-- AVAILABLE DATA start --
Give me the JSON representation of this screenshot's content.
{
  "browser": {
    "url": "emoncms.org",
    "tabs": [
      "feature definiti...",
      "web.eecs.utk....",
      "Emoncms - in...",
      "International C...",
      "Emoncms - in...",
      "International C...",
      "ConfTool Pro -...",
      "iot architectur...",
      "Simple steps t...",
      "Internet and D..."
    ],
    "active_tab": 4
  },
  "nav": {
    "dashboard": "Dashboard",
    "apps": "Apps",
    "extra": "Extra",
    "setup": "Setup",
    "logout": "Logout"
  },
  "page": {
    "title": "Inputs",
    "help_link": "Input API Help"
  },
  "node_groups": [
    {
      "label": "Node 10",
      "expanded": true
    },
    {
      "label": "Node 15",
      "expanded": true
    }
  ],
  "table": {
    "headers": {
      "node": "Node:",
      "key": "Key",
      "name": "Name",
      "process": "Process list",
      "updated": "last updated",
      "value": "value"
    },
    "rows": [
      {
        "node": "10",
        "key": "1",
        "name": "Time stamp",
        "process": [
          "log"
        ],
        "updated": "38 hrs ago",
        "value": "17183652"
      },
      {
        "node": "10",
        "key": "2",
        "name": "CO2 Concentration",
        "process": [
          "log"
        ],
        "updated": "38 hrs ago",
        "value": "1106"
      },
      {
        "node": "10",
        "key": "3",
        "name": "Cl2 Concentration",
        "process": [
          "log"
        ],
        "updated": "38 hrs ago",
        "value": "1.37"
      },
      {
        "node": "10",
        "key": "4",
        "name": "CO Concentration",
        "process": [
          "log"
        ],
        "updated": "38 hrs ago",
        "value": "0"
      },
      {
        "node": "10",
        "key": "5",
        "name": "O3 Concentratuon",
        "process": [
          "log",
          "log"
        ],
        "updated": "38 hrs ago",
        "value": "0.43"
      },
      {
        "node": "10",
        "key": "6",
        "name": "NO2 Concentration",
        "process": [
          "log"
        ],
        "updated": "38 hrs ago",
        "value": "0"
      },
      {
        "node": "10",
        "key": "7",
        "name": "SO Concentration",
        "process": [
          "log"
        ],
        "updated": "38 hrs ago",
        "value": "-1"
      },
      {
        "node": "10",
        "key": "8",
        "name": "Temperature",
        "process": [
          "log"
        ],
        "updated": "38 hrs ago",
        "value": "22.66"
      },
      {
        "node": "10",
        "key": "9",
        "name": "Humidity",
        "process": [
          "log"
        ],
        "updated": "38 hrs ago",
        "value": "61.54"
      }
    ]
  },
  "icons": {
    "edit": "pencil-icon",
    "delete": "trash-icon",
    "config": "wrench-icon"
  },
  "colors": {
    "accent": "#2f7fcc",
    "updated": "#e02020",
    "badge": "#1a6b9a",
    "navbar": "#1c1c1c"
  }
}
-- AVAILABLE DATA end --
• **DIRECTIONS FOR THIS TASK**
Return all of the entries exactly as written.

• **OUTPUT FOR THIS EXERCISE**
Give me the JSON representation of this screenshot's content.
{
  "browser": {
    "url": "emoncms.org",
    "tabs": [
      "feature definiti...",
      "web.eecs.utk....",
      "Emoncms - in...",
      "International C...",
      "Emoncms - in...",
      "International C...",
      "ConfTool Pro -...",
      "iot architectur...",
      "Simple steps t...",
      "Internet and D..."
    ],
    "active_tab": 4
  },
  "nav": {
    "dashboard": "Dashboard",
    "apps": "Apps",
    "extra": "Extra",
    "setup": "Setup",
    "logout": "Logout"
  },
  "page": {
    "title": "Inputs",
    "help_link": "Input API Help"
  },
  "node_groups": [
    {
      "label": "Node 10",
      "expanded": true
    },
    {
      "label": "Node 15",
      "expanded": true
    }
  ],
  "table": {
    "headers": {
      "node": "Node:",
      "key": "Key",
      "name": "Name",
      "process": "Process list",
      "updated": "last updated",
      "value": "value"
    },
    "rows": [
      {
        "node": "10",
        "key": "1",
        "name": "Time stamp",
        "process": [
          "log"
        ],
        "updated": "38 hrs ago",
        "value": "17183652"
      },
      {
        "node": "10",
        "key": "2",
        "name": "CO2 Concentration",
        "process": [
          "log"
        ],
        "updated": "38 hrs ago",
        "value": "1106"
      },
      {
        "node": "10",
        "key": "3",
        "name": "Cl2 Concentration",
        "process": [
          "log"
        ],
        "updated": "38 hrs ago",
        "value": "1.37"
      },
      {
        "node": "10",
        "key": "4",
        "name": "CO Concentration",
        "process": [
          "log"
        ],
        "updated": "38 hrs ago",
        "value": "0"
      },
      {
        "node": "10",
        "key": "5",
        "name": "O3 Concentratuon",
        "process": [
          "log",
          "log"
        ],
        "updated": "38 hrs ago",
        "value": "0.43"
      },
      {
        "node": "10",
        "key": "6",
        "name": "NO2 Concentration",
        "process": [
          "log"
        ],
        "updated": "38 hrs ago",
        "value": "0"
      },
      {
        "node": "10",
        "key": "7",
        "name": "SO Concentration",
        "process": [
          "log"
        ],
        "updated": "38 hrs ago",
        "value": "-1"
      },
      {
        "node": "10",
        "key": "8",
        "name": "Temperature",
        "process": [
          "log"
        ],
        "updated": "38 hrs ago",
        "value": "22.66"
      },
      {
        "node": "10",
        "key": "9",
        "name": "Humidity",
        "process": [
          "log"
        ],
        "updated": "38 hrs ago",
        "value": "61.54"
      }
    ]
  },
  "icons": {
    "edit": "pencil-icon",
    "delete": "trash-icon",
    "config": "wrench-icon"
  },
  "colors": {
    "accent": "#2f7fcc",
    "updated": "#e02020",
    "badge": "#1a6b9a",
    "navbar": "#1c1c1c"
  }
}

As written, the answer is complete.